PROVIDED ENTRIES —
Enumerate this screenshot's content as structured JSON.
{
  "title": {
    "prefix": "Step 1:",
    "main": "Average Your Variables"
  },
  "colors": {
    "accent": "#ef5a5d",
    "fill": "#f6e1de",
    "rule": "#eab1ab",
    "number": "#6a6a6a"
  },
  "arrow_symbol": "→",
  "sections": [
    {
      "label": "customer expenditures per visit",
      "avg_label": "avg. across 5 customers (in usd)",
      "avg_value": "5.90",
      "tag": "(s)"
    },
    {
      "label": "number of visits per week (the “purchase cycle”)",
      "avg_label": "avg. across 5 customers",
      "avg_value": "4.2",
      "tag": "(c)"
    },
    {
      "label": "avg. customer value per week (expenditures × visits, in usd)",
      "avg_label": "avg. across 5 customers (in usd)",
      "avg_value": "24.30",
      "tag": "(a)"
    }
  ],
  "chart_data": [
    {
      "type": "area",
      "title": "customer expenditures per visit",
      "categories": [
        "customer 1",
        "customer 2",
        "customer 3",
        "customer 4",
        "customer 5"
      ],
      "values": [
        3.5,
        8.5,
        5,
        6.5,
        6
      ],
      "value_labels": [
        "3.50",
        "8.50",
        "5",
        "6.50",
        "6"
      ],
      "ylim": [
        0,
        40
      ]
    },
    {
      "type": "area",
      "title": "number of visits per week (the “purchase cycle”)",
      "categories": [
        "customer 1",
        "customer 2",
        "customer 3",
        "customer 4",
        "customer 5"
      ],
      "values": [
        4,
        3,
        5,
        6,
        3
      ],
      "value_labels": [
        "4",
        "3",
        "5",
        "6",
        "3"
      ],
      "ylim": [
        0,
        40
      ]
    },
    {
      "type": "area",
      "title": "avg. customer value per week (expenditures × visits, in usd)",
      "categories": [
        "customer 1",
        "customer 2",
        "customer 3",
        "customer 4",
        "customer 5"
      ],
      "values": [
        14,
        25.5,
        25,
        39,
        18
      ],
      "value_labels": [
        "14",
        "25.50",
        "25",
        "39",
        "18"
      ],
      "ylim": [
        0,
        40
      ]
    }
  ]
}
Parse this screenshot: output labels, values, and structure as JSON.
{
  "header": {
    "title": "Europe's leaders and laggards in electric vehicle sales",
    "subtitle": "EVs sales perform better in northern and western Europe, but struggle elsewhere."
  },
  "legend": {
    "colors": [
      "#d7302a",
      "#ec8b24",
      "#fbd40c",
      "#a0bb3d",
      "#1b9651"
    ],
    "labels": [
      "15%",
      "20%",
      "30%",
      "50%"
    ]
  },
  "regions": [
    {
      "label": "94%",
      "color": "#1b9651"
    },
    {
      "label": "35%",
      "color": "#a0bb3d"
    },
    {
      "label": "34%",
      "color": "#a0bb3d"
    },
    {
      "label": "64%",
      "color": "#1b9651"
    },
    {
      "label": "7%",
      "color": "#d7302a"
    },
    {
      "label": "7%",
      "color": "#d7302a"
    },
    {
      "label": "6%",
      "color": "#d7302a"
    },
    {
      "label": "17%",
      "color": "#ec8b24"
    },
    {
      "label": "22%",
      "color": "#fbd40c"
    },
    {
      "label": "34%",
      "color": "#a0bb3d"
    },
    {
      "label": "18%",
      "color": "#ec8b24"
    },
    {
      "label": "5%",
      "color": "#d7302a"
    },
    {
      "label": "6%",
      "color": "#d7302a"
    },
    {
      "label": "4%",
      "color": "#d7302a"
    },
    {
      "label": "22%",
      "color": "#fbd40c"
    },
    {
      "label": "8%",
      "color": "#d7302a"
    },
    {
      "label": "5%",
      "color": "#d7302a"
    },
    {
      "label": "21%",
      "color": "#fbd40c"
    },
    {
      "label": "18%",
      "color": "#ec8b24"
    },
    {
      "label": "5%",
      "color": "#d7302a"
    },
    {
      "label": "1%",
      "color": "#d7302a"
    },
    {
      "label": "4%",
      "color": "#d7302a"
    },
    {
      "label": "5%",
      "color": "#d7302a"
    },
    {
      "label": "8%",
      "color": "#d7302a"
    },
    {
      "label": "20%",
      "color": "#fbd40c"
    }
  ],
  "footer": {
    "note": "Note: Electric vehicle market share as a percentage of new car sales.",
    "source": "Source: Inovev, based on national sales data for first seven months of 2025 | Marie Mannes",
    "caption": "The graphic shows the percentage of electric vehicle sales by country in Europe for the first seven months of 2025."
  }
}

STATED PROBLEM —
Look through the records above and report how many lines hold the word "week", giving only the number.

RESPONSE TO THE TASK —
4